**Exercise brief**
Take all the material and copy it exactly.
- - - - -
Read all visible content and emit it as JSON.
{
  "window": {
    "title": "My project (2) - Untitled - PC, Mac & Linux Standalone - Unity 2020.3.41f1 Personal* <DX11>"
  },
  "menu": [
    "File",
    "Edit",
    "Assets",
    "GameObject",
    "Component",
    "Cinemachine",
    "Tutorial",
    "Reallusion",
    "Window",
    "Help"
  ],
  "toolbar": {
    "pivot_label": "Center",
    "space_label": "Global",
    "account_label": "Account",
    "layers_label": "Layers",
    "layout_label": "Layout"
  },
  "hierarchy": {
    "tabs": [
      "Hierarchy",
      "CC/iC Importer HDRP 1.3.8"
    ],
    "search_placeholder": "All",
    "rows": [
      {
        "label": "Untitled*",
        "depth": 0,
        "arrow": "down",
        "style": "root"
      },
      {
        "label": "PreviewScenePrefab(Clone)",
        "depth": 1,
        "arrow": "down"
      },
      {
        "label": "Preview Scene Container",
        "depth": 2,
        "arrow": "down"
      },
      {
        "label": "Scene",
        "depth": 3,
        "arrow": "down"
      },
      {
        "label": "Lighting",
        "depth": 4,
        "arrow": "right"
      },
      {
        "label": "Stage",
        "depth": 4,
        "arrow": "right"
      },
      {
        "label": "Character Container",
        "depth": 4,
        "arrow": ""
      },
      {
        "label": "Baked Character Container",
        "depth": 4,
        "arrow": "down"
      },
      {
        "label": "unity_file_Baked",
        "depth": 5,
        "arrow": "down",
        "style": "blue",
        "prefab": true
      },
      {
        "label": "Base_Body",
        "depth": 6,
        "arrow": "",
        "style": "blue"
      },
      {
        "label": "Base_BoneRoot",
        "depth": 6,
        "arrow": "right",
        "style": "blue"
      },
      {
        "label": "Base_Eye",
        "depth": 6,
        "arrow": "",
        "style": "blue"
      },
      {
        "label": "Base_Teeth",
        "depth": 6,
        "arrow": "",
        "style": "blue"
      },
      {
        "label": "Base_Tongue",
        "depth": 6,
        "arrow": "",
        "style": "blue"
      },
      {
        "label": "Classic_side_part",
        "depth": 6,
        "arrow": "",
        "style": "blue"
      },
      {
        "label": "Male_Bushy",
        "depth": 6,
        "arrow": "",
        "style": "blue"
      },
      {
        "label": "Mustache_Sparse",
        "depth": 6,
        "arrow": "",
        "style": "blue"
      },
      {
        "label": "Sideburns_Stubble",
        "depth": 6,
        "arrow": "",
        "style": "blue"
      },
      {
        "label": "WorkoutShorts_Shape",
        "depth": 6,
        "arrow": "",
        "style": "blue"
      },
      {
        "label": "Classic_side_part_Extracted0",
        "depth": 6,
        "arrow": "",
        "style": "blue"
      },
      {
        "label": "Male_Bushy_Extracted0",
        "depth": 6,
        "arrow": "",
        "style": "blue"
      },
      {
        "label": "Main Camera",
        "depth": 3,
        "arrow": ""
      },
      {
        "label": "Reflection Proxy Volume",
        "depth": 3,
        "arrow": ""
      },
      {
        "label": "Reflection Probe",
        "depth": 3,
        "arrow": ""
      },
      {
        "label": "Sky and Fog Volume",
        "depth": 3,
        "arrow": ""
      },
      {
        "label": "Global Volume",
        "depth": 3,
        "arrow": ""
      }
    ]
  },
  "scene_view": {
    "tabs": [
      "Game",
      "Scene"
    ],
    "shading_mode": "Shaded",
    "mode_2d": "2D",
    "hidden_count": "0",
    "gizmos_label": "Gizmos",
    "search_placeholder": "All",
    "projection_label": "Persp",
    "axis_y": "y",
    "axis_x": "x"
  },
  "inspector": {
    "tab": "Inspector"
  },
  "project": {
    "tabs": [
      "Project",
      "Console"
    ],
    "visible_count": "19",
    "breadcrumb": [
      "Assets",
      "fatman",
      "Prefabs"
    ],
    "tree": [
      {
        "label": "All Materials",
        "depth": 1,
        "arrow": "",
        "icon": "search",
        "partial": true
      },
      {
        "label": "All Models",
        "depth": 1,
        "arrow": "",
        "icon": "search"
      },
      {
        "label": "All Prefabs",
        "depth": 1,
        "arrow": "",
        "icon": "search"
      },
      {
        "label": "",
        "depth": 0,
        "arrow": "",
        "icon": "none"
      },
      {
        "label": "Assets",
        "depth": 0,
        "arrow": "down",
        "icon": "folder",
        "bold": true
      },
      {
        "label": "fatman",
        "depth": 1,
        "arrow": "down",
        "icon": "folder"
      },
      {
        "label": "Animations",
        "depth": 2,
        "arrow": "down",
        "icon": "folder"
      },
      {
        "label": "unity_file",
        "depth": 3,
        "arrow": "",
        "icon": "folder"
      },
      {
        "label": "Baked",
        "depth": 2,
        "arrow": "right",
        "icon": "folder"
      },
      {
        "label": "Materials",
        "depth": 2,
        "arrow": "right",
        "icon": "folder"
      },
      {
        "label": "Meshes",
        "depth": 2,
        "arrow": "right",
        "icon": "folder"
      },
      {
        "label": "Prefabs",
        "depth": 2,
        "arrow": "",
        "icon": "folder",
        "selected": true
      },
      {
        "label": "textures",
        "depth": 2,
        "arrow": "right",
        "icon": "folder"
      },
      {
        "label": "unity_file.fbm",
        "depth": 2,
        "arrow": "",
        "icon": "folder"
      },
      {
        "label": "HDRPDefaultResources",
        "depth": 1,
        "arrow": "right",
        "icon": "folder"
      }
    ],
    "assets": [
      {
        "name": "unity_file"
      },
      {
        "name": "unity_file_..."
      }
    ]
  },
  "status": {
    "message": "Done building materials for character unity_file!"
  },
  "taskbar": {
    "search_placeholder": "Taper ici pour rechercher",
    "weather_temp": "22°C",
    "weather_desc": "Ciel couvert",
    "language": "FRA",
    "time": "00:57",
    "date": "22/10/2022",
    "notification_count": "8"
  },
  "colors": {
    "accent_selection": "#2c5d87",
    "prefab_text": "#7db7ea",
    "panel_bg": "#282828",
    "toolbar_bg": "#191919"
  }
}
- - - - -
**Worked answer**
Read all visible content and emit it as JSON.
{
  "window": {
    "title": "My project (2) - Untitled - PC, Mac & Linux Standalone - Unity 2020.3.41f1 Personal* <DX11>"
  },
  "menu": [
    "File",
    "Edit",
    "Assets",
    "GameObject",
    "Component",
    "Cinemachine",
    "Tutorial",
    "Reallusion",
    "Window",
    "Help"
  ],
  "toolbar": {
    "pivot_label": "Center",
    "space_label": "Global",
    "account_label": "Account",
    "layers_label": "Layers",
    "layout_label": "Layout"
  },
  "hierarchy": {
    "tabs": [
      "Hierarchy",
      "CC/iC Importer HDRP 1.3.8"
    ],
    "search_placeholder": "All",
    "rows": [
      {
        "label": "Untitled*",
        "depth": 0,
        "arrow": "down",
        "style": "root"
      },
      {
        "label": "PreviewScenePrefab(Clone)",
        "depth": 1,
        "arrow": "down"
      },
      {
        "label": "Preview Scene Container",
        "depth": 2,
        "arrow": "down"
      },
      {
        "label": "Scene",
        "depth": 3,
        "arrow": "down"
      },
      {
        "label": "Lighting",
        "depth": 4,
        "arrow": "right"
      },
      {
        "label": "Stage",
        "depth": 4,
        "arrow": "right"
      },
      {
        "label": "Character Container",
        "depth": 4,
        "arrow": ""
      },
      {
        "label": "Baked Character Container",
        "depth": 4,
        "arrow": "down"
      },
      {
        "label": "unity_file_Baked",
        "depth": 5,
        "arrow": "down",
        "style": "blue",
        "prefab": true
      },
      {
        "label": "Base_Body",
        "depth": 6,
        "arrow": "",
        "style": "blue"
      },
      {
        "label": "Base_BoneRoot",
        "depth": 6,
        "arrow": "right",
        "style": "blue"
      },
      {
        "label": "Base_Eye",
        "depth": 6,
        "arrow": "",
        "style": "blue"
      },
      {
        "label": "Base_Teeth",
        "depth": 6,
        "arrow": "",
        "style": "blue"
      },
      {
        "label": "Base_Tongue",
        "depth": 6,
        "arrow": "",
        "style": "blue"
      },
      {
        "label": "Classic_side_part",
        "depth": 6,
        "arrow": "",
        "style": "blue"
      },
      {
        "label": "Male_Bushy",
        "depth": 6,
        "arrow": "",
        "style": "blue"
      },
      {
        "label": "Mustache_Sparse",
        "depth": 6,
        "arrow": "",
        "style": "blue"
      },
      {
        "label": "Sideburns_Stubble",
        "depth": 6,
        "arrow": "",
        "style": "blue"
      },
      {
        "label": "WorkoutShorts_Shape",
        "depth": 6,
        "arrow": "",
        "style": "blue"
      },
      {
        "label": "Classic_side_part_Extracted0",
        "depth": 6,
        "arrow": "",
        "style": "blue"
      },
      {
        "label": "Male_Bushy_Extracted0",
        "depth": 6,
        "arrow": "",
        "style": "blue"
      },
      {
        "label": "Main Camera",
        "depth": 3,
        "arrow": ""
      },
      {
        "label": "Reflection Proxy Volume",
        "depth": 3,
        "arrow": ""
      },
      {
        "label": "Reflection Probe",
        "depth": 3,
        "arrow": ""
      },
      {
        "label": "Sky and Fog Volume",
        "depth": 3,
        "arrow": ""
      },
      {
        "label": "Global Volume",
        "depth": 3,
        "arrow": ""
      }
    ]
  },
  "scene_view": {
    "tabs": [
      "Game",
      "Scene"
    ],
    "shading_mode": "Shaded",
    "mode_2d": "2D",
    "hidden_count": "0",
    "gizmos_label": "Gizmos",
    "search_placeholder": "All",
    "projection_label": "Persp",
    "axis_y": "y",
    "axis_x": "x"
  },
  "inspector": {
    "tab": "Inspector"
  },
  "project": {
    "tabs": [
      "Project",
      "Console"
    ],
    "visible_count": "19",
    "breadcrumb": [
      "Assets",
      "fatman",
      "Prefabs"
    ],
    "tree": [
      {
        "label": "All Materials",
        "depth": 1,
        "arrow": "",
        "icon": "search",
        "partial": true
      },
      {
        "label": "All Models",
        "depth": 1,
        "arrow": "",
        "icon": "search"
      },
      {
        "label": "All Prefabs",
        "depth": 1,
        "arrow": "",
        "icon": "search"
      },
      {
        "label": "",
        "depth": 0,
        "arrow": "",
        "icon": "none"
      },
      {
        "label": "Assets",
        "depth": 0,
        "arrow": "down",
        "icon": "folder",
        "bold": true
      },
      {
        "label": "fatman",
        "depth": 1,
        "arrow": "down",
        "icon": "folder"
      },
      {
        "label": "Animations",
        "depth": 2,
        "arrow": "down",
        "icon": "folder"
      },
      {
        "label": "unity_file",
        "depth": 3,
        "arrow": "",
        "icon": "folder"
      },
      {
        "label": "Baked",
        "depth": 2,
        "arrow": "right",
        "icon": "folder"
      },
      {
        "label": "Materials",
        "depth": 2,
        "arrow": "right",
        "icon": "folder"
      },
      {
        "label": "Meshes",
        "depth": 2,
        "arrow": "right",
        "icon": "folder"
      },
      {
        "label": "Prefabs",
        "depth": 2,
        "arrow": "",
        "icon": "folder",
        "selected": true
      },
      {
        "label": "textures",
        "depth": 2,
        "arrow": "right",
        "icon": "folder"
      },
      {
        "label": "unity_file.fbm",
        "depth": 2,
        "arrow": "",
        "icon": "folder"
      },
      {
        "label": "HDRPDefaultResources",
        "depth": 1,
        "arrow": "right",
        "icon": "folder"
      }
    ],
    "assets": [
      {
        "name": "unity_file"
      },
      {
        "name": "unity_file_..."
      }
    ]
  },
  "status": {
    "message": "Done building materials for character unity_file!"
  },
  "taskbar": {
    "search_placeholder": "Taper ici pour rechercher",
    "weather_temp": "22°C",
    "weather_desc": "Ciel couvert",
    "language": "FRA",
    "time": "00:57",
    "date": "22/10/2022",
    "notification_count": "8"
  },
  "colors": {
    "accent_selection": "#2c5d87",
    "prefab_text": "#7db7ea",
    "panel_bg": "#282828",
    "toolbar_bg": "#191919"
  }
}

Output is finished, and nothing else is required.